◆ **Exercise directions**: List each line in which the string "stal" appears.

◆ **Entries**:
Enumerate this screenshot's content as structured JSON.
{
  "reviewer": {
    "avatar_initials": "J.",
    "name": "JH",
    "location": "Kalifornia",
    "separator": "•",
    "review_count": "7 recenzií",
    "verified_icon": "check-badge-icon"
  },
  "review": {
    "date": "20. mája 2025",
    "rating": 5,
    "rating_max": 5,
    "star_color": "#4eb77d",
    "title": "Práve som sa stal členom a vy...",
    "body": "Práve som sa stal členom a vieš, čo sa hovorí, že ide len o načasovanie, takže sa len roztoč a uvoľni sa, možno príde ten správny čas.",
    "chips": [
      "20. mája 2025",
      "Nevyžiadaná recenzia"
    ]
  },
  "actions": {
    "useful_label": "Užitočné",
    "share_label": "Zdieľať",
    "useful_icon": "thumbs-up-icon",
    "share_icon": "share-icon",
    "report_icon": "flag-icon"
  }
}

◆ **Problem solution**:
    "title": "Práve som sa stal členom a vy...",
    "body": "Práve som sa stal členom a vieš, čo sa hovorí, že ide len o načasovanie, takže sa len roztoč a uvoľni sa, možno príde ten správny čas.",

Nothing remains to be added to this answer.